**SET PROBLEM**
Lines containing "fjärde" are to be counted. Give the number and nothing more.

-- begin --

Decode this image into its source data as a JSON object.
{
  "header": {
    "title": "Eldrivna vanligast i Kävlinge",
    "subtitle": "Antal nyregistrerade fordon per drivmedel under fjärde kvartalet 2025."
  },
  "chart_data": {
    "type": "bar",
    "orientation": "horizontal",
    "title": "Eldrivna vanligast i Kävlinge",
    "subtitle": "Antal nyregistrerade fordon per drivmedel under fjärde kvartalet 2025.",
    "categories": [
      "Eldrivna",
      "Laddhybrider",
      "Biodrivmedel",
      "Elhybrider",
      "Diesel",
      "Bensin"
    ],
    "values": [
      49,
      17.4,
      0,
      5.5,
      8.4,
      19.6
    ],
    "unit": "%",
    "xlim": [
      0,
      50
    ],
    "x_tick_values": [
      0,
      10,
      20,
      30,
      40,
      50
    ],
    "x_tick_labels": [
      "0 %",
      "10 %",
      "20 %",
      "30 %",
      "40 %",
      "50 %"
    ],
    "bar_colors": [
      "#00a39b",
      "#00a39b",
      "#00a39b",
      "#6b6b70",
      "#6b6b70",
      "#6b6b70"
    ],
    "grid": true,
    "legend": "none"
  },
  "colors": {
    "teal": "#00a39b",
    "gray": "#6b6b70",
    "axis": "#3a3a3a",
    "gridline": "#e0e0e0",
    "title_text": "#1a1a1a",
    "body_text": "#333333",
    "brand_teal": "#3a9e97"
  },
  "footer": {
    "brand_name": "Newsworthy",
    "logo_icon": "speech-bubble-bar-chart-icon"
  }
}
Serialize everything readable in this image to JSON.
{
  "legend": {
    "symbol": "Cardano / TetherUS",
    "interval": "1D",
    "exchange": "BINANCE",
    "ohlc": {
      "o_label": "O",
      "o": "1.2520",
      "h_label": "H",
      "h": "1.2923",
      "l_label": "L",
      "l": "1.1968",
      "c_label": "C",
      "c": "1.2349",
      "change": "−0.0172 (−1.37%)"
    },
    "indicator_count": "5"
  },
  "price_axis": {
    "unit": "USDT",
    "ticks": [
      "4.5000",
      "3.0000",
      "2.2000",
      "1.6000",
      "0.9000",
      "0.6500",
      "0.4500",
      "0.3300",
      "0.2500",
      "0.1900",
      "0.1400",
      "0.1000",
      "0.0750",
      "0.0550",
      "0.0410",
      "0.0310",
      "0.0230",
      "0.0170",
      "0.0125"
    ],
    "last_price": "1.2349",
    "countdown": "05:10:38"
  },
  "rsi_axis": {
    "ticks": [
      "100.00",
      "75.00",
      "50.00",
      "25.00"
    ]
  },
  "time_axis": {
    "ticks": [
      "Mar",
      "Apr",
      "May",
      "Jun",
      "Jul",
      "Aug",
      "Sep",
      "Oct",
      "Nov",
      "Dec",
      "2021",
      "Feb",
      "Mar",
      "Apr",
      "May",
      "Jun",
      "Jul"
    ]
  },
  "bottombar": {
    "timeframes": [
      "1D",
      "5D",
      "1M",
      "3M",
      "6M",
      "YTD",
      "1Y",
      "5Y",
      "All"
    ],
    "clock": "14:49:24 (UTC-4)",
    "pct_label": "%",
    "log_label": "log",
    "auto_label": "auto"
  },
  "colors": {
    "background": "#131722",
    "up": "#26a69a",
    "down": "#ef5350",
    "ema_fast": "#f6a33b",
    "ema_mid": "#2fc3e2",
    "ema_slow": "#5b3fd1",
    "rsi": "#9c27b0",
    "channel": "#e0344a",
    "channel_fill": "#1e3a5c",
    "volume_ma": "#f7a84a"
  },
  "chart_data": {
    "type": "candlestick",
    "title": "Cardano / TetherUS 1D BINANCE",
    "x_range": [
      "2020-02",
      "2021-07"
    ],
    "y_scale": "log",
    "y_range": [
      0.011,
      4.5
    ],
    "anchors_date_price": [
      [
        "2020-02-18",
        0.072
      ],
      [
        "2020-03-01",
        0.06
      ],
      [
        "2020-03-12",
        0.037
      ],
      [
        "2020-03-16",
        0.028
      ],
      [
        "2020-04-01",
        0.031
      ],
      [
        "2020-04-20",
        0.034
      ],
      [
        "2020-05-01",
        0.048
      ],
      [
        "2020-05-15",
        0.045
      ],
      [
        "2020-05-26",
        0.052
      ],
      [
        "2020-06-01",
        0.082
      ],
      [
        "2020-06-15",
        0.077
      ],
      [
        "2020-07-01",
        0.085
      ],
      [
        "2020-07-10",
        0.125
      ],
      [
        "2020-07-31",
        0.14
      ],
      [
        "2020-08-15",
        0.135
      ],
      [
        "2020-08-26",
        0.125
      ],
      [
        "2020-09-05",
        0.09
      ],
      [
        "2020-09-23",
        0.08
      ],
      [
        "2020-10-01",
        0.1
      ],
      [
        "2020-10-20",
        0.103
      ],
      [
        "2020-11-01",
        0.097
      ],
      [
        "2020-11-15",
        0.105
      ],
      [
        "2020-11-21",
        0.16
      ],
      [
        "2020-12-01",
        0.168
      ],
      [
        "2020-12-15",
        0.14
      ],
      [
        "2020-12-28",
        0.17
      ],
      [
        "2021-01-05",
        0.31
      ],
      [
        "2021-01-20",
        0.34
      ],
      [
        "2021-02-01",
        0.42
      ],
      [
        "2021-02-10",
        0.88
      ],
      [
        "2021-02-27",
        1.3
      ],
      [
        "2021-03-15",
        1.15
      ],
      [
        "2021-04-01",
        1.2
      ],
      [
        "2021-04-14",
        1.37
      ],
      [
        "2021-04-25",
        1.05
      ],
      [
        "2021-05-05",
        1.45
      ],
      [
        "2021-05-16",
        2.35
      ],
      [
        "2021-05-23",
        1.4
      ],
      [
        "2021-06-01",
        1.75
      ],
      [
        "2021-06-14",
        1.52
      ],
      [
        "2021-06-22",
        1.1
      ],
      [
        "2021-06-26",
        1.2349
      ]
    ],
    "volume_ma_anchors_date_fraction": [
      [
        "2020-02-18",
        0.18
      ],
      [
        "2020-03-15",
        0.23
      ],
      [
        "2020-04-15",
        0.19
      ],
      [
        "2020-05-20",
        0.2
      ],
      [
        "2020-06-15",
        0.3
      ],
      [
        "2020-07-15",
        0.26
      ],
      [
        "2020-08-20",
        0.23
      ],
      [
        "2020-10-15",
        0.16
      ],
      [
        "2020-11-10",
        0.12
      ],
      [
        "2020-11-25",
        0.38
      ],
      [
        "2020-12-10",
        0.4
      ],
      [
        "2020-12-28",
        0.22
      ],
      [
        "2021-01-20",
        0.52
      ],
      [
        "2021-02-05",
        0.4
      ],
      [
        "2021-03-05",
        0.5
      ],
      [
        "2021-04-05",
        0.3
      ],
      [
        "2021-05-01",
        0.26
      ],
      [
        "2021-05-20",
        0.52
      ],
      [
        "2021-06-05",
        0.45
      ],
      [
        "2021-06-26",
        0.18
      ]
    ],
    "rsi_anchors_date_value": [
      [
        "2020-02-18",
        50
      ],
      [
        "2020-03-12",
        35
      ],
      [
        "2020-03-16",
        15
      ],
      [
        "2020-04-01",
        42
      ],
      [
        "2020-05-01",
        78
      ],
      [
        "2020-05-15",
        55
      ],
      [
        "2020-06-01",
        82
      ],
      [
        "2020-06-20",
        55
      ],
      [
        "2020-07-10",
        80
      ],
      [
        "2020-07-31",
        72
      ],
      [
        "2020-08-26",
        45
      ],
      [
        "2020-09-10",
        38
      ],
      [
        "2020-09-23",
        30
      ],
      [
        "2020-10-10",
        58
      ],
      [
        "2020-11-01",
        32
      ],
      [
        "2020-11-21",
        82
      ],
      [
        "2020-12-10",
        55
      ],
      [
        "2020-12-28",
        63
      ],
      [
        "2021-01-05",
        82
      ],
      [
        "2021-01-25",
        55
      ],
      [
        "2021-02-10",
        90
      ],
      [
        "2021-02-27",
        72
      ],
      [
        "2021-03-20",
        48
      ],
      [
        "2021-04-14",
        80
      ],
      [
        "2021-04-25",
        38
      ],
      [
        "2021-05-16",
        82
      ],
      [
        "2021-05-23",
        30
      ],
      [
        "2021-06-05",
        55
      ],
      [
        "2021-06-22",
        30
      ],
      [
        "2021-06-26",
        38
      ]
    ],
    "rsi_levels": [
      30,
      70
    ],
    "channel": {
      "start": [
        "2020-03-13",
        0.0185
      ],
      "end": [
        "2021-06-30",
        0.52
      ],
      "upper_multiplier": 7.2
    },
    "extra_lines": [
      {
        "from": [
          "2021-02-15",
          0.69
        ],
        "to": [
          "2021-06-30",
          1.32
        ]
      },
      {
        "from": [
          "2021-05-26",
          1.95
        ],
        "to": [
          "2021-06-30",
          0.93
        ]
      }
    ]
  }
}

-- end --

**SOLUTION**
2